● **Provided entries**

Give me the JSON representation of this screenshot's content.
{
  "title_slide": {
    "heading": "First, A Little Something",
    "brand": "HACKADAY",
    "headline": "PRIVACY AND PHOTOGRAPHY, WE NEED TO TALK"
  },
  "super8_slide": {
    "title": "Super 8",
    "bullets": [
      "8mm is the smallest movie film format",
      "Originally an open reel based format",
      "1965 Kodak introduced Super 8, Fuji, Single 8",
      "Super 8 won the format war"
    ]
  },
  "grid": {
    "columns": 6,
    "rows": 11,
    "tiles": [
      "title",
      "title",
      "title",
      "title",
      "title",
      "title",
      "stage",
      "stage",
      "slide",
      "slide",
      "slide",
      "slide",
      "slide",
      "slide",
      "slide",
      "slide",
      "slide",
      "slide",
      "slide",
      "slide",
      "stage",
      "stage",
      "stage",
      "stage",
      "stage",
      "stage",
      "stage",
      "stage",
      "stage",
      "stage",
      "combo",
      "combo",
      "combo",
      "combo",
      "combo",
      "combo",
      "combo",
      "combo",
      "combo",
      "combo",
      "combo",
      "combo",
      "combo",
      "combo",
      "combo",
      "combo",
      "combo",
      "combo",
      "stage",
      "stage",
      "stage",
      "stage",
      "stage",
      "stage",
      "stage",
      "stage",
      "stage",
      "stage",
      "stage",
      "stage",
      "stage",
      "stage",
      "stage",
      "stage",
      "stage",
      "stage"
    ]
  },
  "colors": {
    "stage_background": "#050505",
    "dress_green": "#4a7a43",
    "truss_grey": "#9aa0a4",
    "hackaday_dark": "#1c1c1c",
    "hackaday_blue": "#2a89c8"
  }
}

● **Exercise requirements**
Print every line of the records exactly. Omit nothing.

● **Complete output**
Give me the JSON representation of this screenshot's content.
{
  "title_slide": {
    "heading": "First, A Little Something",
    "brand": "HACKADAY",
    "headline": "PRIVACY AND PHOTOGRAPHY, WE NEED TO TALK"
  },
  "super8_slide": {
    "title": "Super 8",
    "bullets": [
      "8mm is the smallest movie film format",
      "Originally an open reel based format",
      "1965 Kodak introduced Super 8, Fuji, Single 8",
      "Super 8 won the format war"
    ]
  },
  "grid": {
    "columns": 6,
    "rows": 11,
    "tiles": [
      "title",
      "title",
      "title",
      "title",
      "title",
      "title",
      "stage",
      "stage",
      "slide",
      "slide",
      "slide",
      "slide",
      "slide",
      "slide",
      "slide",
      "slide",
      "slide",
      "slide",
      "slide",
      "slide",
      "stage",
      "stage",
      "stage",
      "stage",
      "stage",
      "stage",
      "stage",
      "stage",
      "stage",
      "stage",
      "combo",
      "combo",
      "combo",
      "combo",
      "combo",
      "combo",
      "combo",
      "combo",
      "combo",
      "combo",
      "combo",
      "combo",
      "combo",
      "combo",
      "combo",
      "combo",
      "combo",
      "combo",
      "stage",
      "stage",
      "stage",
      "stage",
      "stage",
      "stage",
      "stage",
      "stage",
      "stage",
      "stage",
      "stage",
      "stage",
      "stage",
      "stage",
      "stage",
      "stage",
      "stage",
      "stage"
    ]
  },
  "colors": {
    "stage_background": "#050505",
    "dress_green": "#4a7a43",
    "truss_grey": "#9aa0a4",
    "hackaday_dark": "#1c1c1c",
    "hackaday_blue": "#2a89c8"
  }
}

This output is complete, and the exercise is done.